→ SET PROBLEM:
Send back all the data below, exactly as given.

→ RECORD EXCERPTS:
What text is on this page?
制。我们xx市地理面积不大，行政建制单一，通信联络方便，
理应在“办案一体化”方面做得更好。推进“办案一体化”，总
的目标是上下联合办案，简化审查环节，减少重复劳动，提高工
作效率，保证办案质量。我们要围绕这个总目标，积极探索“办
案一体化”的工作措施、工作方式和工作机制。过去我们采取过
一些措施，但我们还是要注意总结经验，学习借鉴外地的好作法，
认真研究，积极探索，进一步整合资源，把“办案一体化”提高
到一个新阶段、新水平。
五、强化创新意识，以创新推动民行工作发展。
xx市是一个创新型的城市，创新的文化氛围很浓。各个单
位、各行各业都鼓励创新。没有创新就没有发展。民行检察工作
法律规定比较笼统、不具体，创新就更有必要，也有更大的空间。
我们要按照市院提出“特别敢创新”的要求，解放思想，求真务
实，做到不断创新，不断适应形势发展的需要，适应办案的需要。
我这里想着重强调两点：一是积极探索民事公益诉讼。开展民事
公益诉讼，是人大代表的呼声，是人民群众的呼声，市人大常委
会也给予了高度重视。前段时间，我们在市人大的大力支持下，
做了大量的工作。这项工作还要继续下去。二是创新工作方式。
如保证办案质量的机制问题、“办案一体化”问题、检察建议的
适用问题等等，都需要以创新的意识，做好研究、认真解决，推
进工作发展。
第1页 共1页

→ FULL OUTPUT:
What text is on this page?
制。我们xx市地理面积不大，行政建制单一，通信联络方便，
理应在“办案一体化”方面做得更好。推进“办案一体化”，总
的目标是上下联合办案，简化审查环节，减少重复劳动，提高工
作效率，保证办案质量。我们要围绕这个总目标，积极探索“办
案一体化”的工作措施、工作方式和工作机制。过去我们采取过
一些措施，但我们还是要注意总结经验，学习借鉴外地的好作法，
认真研究，积极探索，进一步整合资源，把“办案一体化”提高
到一个新阶段、新水平。
五、强化创新意识，以创新推动民行工作发展。
xx市是一个创新型的城市，创新的文化氛围很浓。各个单
位、各行各业都鼓励创新。没有创新就没有发展。民行检察工作
法律规定比较笼统、不具体，创新就更有必要，也有更大的空间。
我们要按照市院提出“特别敢创新”的要求，解放思想，求真务
实，做到不断创新，不断适应形势发展的需要，适应办案的需要。
我这里想着重强调两点：一是积极探索民事公益诉讼。开展民事
公益诉讼，是人大代表的呼声，是人民群众的呼声，市人大常委
会也给予了高度重视。前段时间，我们在市人大的大力支持下，
做了大量的工作。这项工作还要继续下去。二是创新工作方式。
如保证办案质量的机制问题、“办案一体化”问题、检察建议的
适用问题等等，都需要以创新的意识，做好研究、认真解决，推
进工作发展。
第1页 共1页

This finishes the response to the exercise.